**AIM**
Repeat the material verbatim and drop the pictures.

Dataset records
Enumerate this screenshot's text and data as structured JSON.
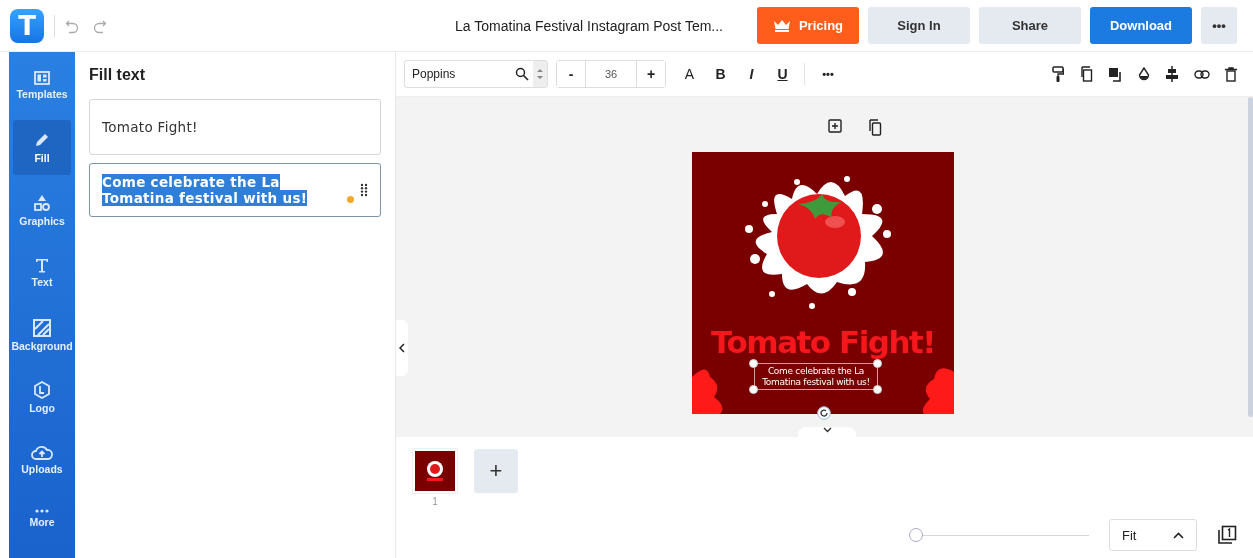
{
  "header": {
    "logo": "T",
    "title": "La Tomatina Festival Instagram Post Tem...",
    "buttons": [
      {
        "label": "Pricing",
        "kind": "pricing"
      },
      {
        "label": "Sign In",
        "kind": "secondary"
      },
      {
        "label": "Share",
        "kind": "secondary"
      },
      {
        "label": "Download",
        "kind": "primary"
      },
      {
        "label": "•••",
        "kind": "more"
      }
    ]
  },
  "sidebar": {
    "items": [
      {
        "label": "Templates",
        "kind": "templates",
        "selected": false
      },
      {
        "label": "Fill",
        "kind": "fill",
        "selected": true
      },
      {
        "label": "Graphics",
        "kind": "graphics",
        "selected": false
      },
      {
        "label": "Text",
        "kind": "text",
        "selected": false
      },
      {
        "label": "Background",
        "kind": "background",
        "selected": false
      },
      {
        "label": "Logo",
        "kind": "logo",
        "selected": false
      },
      {
        "label": "Uploads",
        "kind": "uploads",
        "selected": false
      },
      {
        "label": "More",
        "kind": "more",
        "selected": false
      }
    ]
  },
  "panel": {
    "title": "Fill text",
    "fields": [
      {
        "value": "Tomato Fight!",
        "selected": false
      },
      {
        "value": "Come celebrate the La Tomatina festival with us!",
        "selected": true
      }
    ]
  },
  "toolbar": {
    "font": "Poppins",
    "minus": "-",
    "size": "36",
    "plus": "+",
    "format": [
      {
        "label": "A",
        "kind": "case"
      },
      {
        "label": "B",
        "kind": "bold"
      },
      {
        "label": "I",
        "kind": "italic"
      },
      {
        "label": "U",
        "kind": "underline"
      }
    ],
    "more": "•••"
  },
  "design": {
    "headline": "Tomato Fight!",
    "subtext": "Come celebrate the La Tomatina festival with us!"
  },
  "pages": [
    {
      "number": "1",
      "selected": true
    }
  ],
  "add_page": "+",
  "zoom": {
    "level": 0,
    "mode": "Fit"
  }
}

**SOLVED PROBLEM**
Enumerate this screenshot's text and data as structured JSON.
{
  "header": {
    "logo": "T",
    "title": "La Tomatina Festival Instagram Post Tem...",
    "buttons": [
      {
        "label": "Pricing",
        "kind": "pricing"
      },
      {
        "label": "Sign In",
        "kind": "secondary"
      },
      {
        "label": "Share",
        "kind": "secondary"
      },
      {
        "label": "Download",
        "kind": "primary"
      },
      {
        "label": "•••",
        "kind": "more"
      }
    ]
  },
  "sidebar": {
    "items": [
      {
        "label": "Templates",
        "kind": "templates",
        "selected": false
      },
      {
        "label": "Fill",
        "kind": "fill",
        "selected": true
      },
      {
        "label": "Graphics",
        "kind": "graphics",
        "selected": false
      },
      {
        "label": "Text",
        "kind": "text",
        "selected": false
      },
      {
        "label": "Background",
        "kind": "background",
        "selected": false
      },
      {
        "label": "Logo",
        "kind": "logo",
        "selected": false
      },
      {
        "label": "Uploads",
        "kind": "uploads",
        "selected": false
      },
      {
        "label": "More",
        "kind": "more",
        "selected": false
      }
    ]
  },
  "panel": {
    "title": "Fill text",
    "fields": [
      {
        "value": "Tomato Fight!",
        "selected": false
      },
      {
        "value": "Come celebrate the La Tomatina festival with us!",
        "selected": true
      }
    ]
  },
  "toolbar": {
    "font": "Poppins",
    "minus": "-",
    "size": "36",
    "plus": "+",
    "format": [
      {
        "label": "A",
        "kind": "case"
      },
      {
        "label": "B",
        "kind": "bold"
      },
      {
        "label": "I",
        "kind": "italic"
      },
      {
        "label": "U",
        "kind": "underline"
      }
    ],
    "more": "•••"
  },
  "design": {
    "headline": "Tomato Fight!",
    "subtext": "Come celebrate the La Tomatina festival with us!"
  },
  "pages": [
    {
      "number": "1",
      "selected": true
    }
  ],
  "add_page": "+",
  "zoom": {
    "level": 0,
    "mode": "Fit"
  }
}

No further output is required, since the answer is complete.